[start ENTRIES PROVIDED]

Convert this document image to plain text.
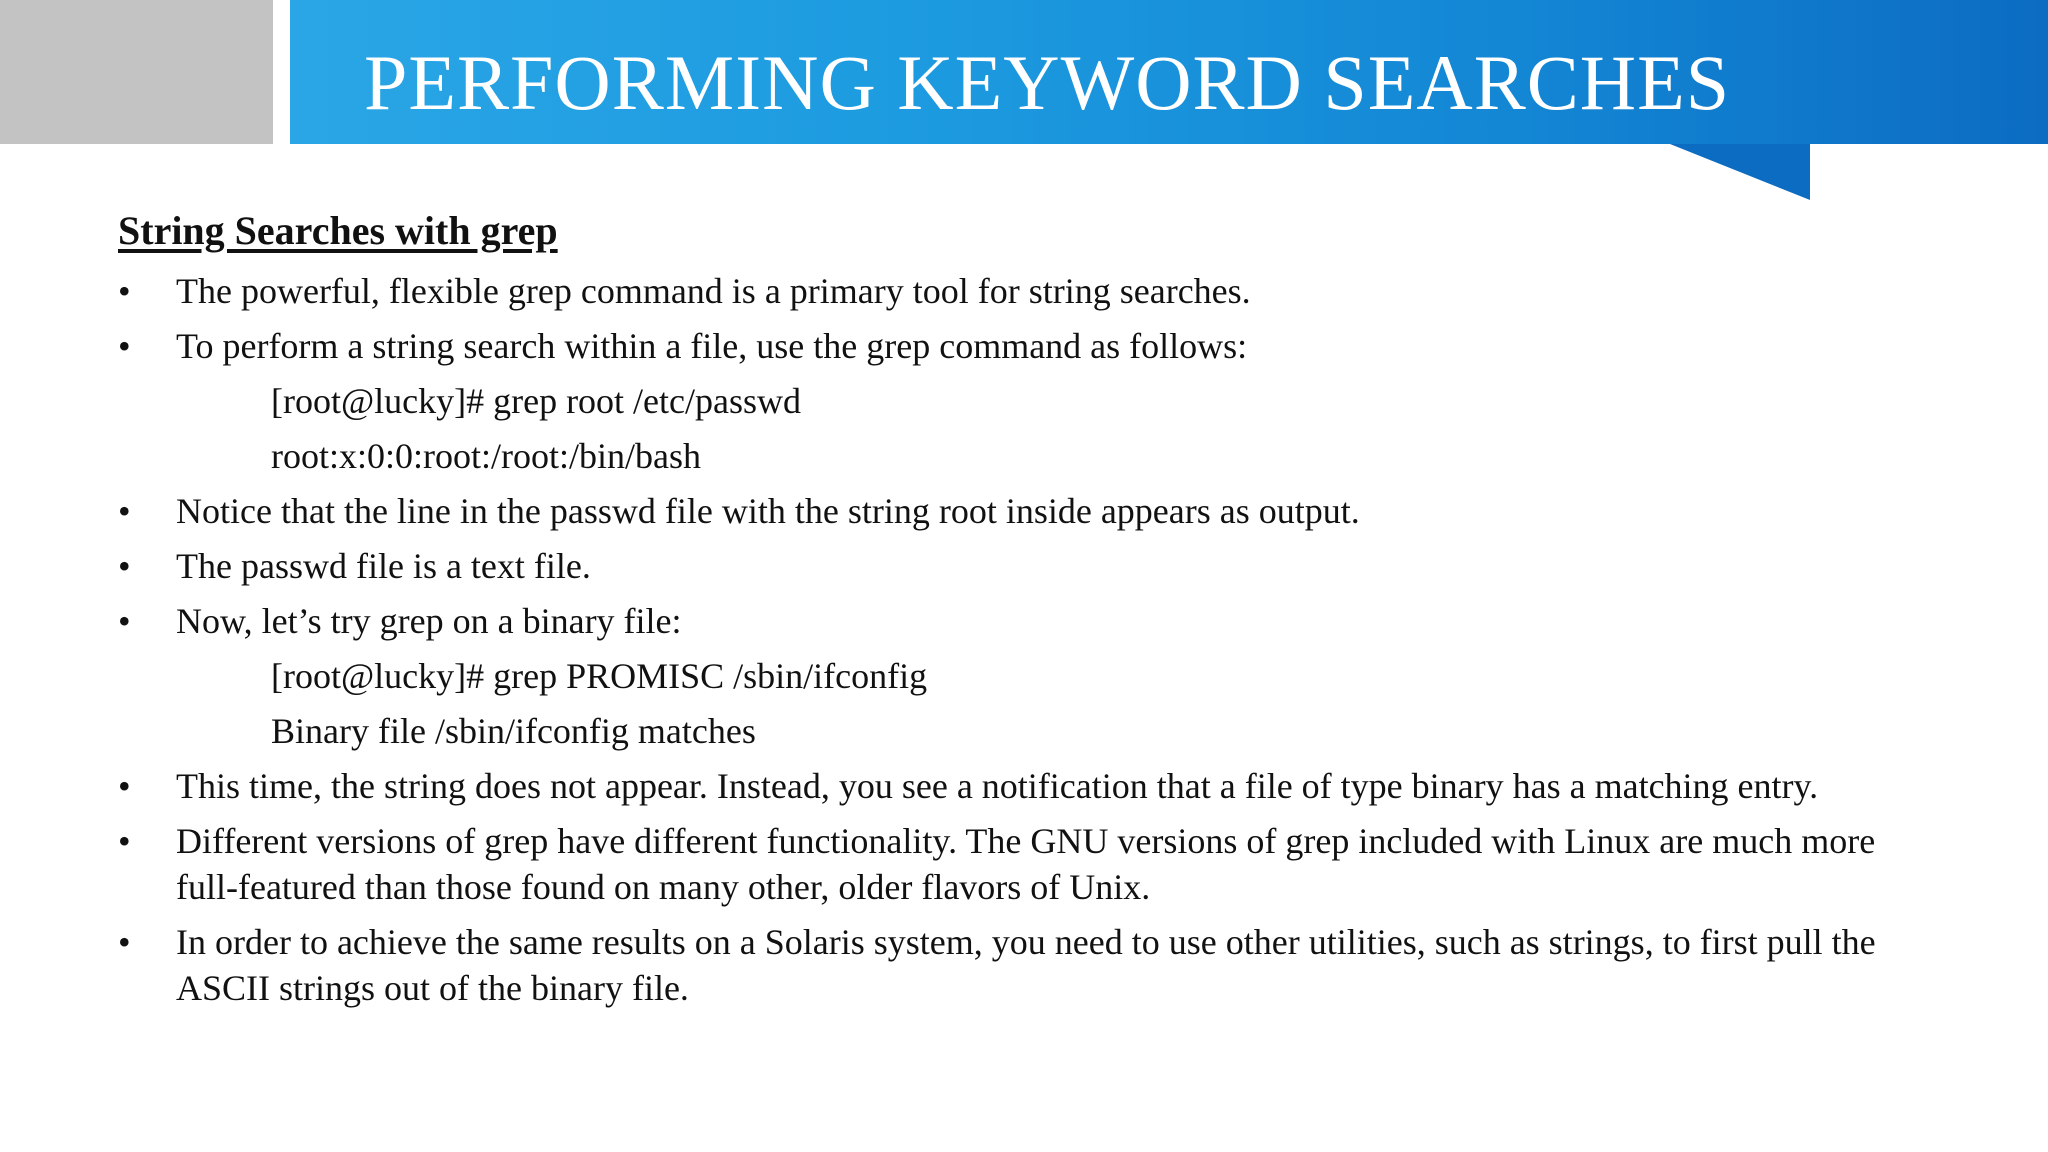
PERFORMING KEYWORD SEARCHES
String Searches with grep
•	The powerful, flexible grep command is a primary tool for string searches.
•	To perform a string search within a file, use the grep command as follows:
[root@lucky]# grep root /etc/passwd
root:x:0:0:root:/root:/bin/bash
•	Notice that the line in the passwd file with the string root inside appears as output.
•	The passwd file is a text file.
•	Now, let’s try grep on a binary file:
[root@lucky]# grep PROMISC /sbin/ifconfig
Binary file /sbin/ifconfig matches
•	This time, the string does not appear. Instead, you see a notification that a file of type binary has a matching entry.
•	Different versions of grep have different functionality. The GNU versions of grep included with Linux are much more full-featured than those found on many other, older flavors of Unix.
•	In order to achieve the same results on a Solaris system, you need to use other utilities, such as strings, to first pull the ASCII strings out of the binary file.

[end ENTRIES PROVIDED]

EXERCISE DETAILS. Images do not belong in the copy; reproduce all other parts of the records above verbatim.

FINISHED EXERCISE.
Convert this document image to plain text.
PERFORMING KEYWORD SEARCHES
String Searches with grep
•	The powerful, flexible grep command is a primary tool for string searches.
•	To perform a string search within a file, use the grep command as follows:
[root@lucky]# grep root /etc/passwd
root:x:0:0:root:/root:/bin/bash
•	Notice that the line in the passwd file with the string root inside appears as output.
•	The passwd file is a text file.
•	Now, let’s try grep on a binary file:
[root@lucky]# grep PROMISC /sbin/ifconfig
Binary file /sbin/ifconfig matches
•	This time, the string does not appear. Instead, you see a notification that a file of type binary has a matching entry.
•	Different versions of grep have different functionality. The GNU versions of grep included with Linux are much more full-featured than those found on many other, older flavors of Unix.
•	In order to achieve the same results on a Solaris system, you need to use other utilities, such as strings, to first pull the ASCII strings out of the binary file.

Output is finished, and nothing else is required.